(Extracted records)

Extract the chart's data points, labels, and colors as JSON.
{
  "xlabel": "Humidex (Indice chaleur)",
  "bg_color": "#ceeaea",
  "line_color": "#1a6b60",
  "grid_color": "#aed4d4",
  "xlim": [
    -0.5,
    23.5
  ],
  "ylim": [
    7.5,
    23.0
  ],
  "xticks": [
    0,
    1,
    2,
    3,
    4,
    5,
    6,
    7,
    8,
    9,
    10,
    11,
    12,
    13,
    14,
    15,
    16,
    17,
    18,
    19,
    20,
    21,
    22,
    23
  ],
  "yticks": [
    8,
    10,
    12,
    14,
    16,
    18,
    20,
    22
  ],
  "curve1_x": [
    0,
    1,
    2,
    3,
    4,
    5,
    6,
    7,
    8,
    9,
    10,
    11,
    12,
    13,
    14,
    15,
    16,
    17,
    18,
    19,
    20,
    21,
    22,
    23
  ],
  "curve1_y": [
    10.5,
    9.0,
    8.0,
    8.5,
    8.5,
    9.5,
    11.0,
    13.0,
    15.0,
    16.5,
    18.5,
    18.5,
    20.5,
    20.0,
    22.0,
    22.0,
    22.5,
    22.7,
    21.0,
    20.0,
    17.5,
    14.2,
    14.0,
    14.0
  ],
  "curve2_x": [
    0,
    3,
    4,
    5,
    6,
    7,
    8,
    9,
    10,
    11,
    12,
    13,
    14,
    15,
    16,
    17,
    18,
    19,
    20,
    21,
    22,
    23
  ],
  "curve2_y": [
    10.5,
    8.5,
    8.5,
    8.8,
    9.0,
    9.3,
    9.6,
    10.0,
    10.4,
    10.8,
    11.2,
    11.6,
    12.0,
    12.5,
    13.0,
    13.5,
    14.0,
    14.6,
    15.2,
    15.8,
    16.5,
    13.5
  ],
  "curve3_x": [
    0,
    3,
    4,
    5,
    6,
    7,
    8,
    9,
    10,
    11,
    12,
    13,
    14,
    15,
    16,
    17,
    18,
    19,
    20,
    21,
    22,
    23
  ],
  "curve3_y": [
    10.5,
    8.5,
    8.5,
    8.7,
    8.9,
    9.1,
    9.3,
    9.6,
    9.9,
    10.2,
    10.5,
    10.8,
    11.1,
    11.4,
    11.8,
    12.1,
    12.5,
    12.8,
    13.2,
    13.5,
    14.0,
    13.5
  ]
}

INSTRUCTIONS FOR THE TASK>
Restate the whole listing exactly.

WRITTEN RESPONSE>
Extract the chart's data points, labels, and colors as JSON.
{
  "xlabel": "Humidex (Indice chaleur)",
  "bg_color": "#ceeaea",
  "line_color": "#1a6b60",
  "grid_color": "#aed4d4",
  "xlim": [
    -0.5,
    23.5
  ],
  "ylim": [
    7.5,
    23.0
  ],
  "xticks": [
    0,
    1,
    2,
    3,
    4,
    5,
    6,
    7,
    8,
    9,
    10,
    11,
    12,
    13,
    14,
    15,
    16,
    17,
    18,
    19,
    20,
    21,
    22,
    23
  ],
  "yticks": [
    8,
    10,
    12,
    14,
    16,
    18,
    20,
    22
  ],
  "curve1_x": [
    0,
    1,
    2,
    3,
    4,
    5,
    6,
    7,
    8,
    9,
    10,
    11,
    12,
    13,
    14,
    15,
    16,
    17,
    18,
    19,
    20,
    21,
    22,
    23
  ],
  "curve1_y": [
    10.5,
    9.0,
    8.0,
    8.5,
    8.5,
    9.5,
    11.0,
    13.0,
    15.0,
    16.5,
    18.5,
    18.5,
    20.5,
    20.0,
    22.0,
    22.0,
    22.5,
    22.7,
    21.0,
    20.0,
    17.5,
    14.2,
    14.0,
    14.0
  ],
  "curve2_x": [
    0,
    3,
    4,
    5,
    6,
    7,
    8,
    9,
    10,
    11,
    12,
    13,
    14,
    15,
    16,
    17,
    18,
    19,
    20,
    21,
    22,
    23
  ],
  "curve2_y": [
    10.5,
    8.5,
    8.5,
    8.8,
    9.0,
    9.3,
    9.6,
    10.0,
    10.4,
    10.8,
    11.2,
    11.6,
    12.0,
    12.5,
    13.0,
    13.5,
    14.0,
    14.6,
    15.2,
    15.8,
    16.5,
    13.5
  ],
  "curve3_x": [
    0,
    3,
    4,
    5,
    6,
    7,
    8,
    9,
    10,
    11,
    12,
    13,
    14,
    15,
    16,
    17,
    18,
    19,
    20,
    21,
    22,
    23
  ],
  "curve3_y": [
    10.5,
    8.5,
    8.5,
    8.7,
    8.9,
    9.1,
    9.3,
    9.6,
    9.9,
    10.2,
    10.5,
    10.8,
    11.1,
    11.4,
    11.8,
    12.1,
    12.5,
    12.8,
    13.2,
    13.5,
    14.0,
    13.5
  ]
}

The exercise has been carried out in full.